## EXERCISE OBJECTIVE
Make an exact copy of the entries below with the pictures removed.

## start SUPPLIED INFORMATION

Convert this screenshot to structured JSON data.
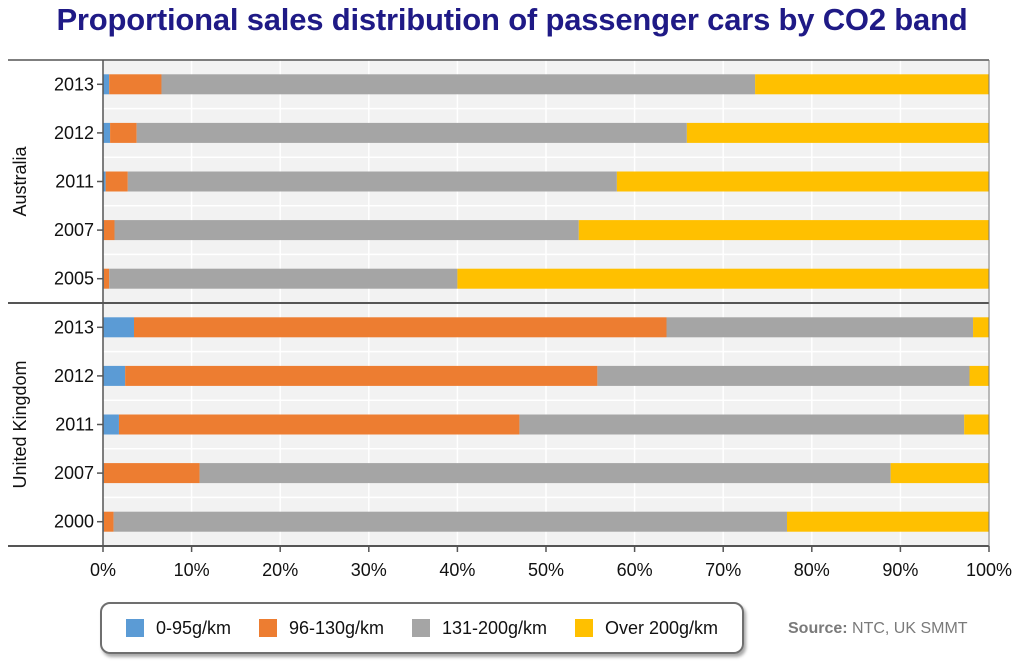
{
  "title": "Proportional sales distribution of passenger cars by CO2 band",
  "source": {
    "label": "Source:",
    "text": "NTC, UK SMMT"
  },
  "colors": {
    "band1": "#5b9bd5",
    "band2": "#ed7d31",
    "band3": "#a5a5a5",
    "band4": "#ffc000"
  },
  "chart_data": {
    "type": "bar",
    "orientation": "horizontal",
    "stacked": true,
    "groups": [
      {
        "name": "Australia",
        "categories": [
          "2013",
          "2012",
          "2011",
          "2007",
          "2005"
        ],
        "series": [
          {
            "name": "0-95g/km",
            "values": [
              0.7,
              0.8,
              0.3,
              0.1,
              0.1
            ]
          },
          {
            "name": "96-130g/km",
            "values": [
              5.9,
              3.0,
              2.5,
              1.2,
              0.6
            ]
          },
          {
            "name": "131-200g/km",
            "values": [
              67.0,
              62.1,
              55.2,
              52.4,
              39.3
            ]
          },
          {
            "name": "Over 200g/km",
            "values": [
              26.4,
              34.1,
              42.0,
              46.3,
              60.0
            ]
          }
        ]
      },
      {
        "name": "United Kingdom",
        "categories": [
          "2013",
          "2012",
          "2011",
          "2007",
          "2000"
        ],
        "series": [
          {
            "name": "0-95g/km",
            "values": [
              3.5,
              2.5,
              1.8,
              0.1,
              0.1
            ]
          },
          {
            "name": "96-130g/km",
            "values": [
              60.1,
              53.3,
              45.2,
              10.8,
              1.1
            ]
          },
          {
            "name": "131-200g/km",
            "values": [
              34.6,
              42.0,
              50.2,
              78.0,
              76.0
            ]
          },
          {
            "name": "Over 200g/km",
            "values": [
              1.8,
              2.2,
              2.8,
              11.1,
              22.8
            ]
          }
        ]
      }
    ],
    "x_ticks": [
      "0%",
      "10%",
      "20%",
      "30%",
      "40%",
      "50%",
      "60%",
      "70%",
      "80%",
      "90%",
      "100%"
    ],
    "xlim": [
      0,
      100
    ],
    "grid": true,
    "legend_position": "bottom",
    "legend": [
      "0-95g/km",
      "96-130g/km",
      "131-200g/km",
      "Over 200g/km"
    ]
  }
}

## end SUPPLIED INFORMATION

## EXERCISE ANSWER
Convert this screenshot to structured JSON data.
{
  "title": "Proportional sales distribution of passenger cars by CO2 band",
  "source": {
    "label": "Source:",
    "text": "NTC, UK SMMT"
  },
  "colors": {
    "band1": "#5b9bd5",
    "band2": "#ed7d31",
    "band3": "#a5a5a5",
    "band4": "#ffc000"
  },
  "chart_data": {
    "type": "bar",
    "orientation": "horizontal",
    "stacked": true,
    "groups": [
      {
        "name": "Australia",
        "categories": [
          "2013",
          "2012",
          "2011",
          "2007",
          "2005"
        ],
        "series": [
          {
            "name": "0-95g/km",
            "values": [
              0.7,
              0.8,
              0.3,
              0.1,
              0.1
            ]
          },
          {
            "name": "96-130g/km",
            "values": [
              5.9,
              3.0,
              2.5,
              1.2,
              0.6
            ]
          },
          {
            "name": "131-200g/km",
            "values": [
              67.0,
              62.1,
              55.2,
              52.4,
              39.3
            ]
          },
          {
            "name": "Over 200g/km",
            "values": [
              26.4,
              34.1,
              42.0,
              46.3,
              60.0
            ]
          }
        ]
      },
      {
        "name": "United Kingdom",
        "categories": [
          "2013",
          "2012",
          "2011",
          "2007",
          "2000"
        ],
        "series": [
          {
            "name": "0-95g/km",
            "values": [
              3.5,
              2.5,
              1.8,
              0.1,
              0.1
            ]
          },
          {
            "name": "96-130g/km",
            "values": [
              60.1,
              53.3,
              45.2,
              10.8,
              1.1
            ]
          },
          {
            "name": "131-200g/km",
            "values": [
              34.6,
              42.0,
              50.2,
              78.0,
              76.0
            ]
          },
          {
            "name": "Over 200g/km",
            "values": [
              1.8,
              2.2,
              2.8,
              11.1,
              22.8
            ]
          }
        ]
      }
    ],
    "x_ticks": [
      "0%",
      "10%",
      "20%",
      "30%",
      "40%",
      "50%",
      "60%",
      "70%",
      "80%",
      "90%",
      "100%"
    ],
    "xlim": [
      0,
      100
    ],
    "grid": true,
    "legend_position": "bottom",
    "legend": [
      "0-95g/km",
      "96-130g/km",
      "131-200g/km",
      "Over 200g/km"
    ]
  }
}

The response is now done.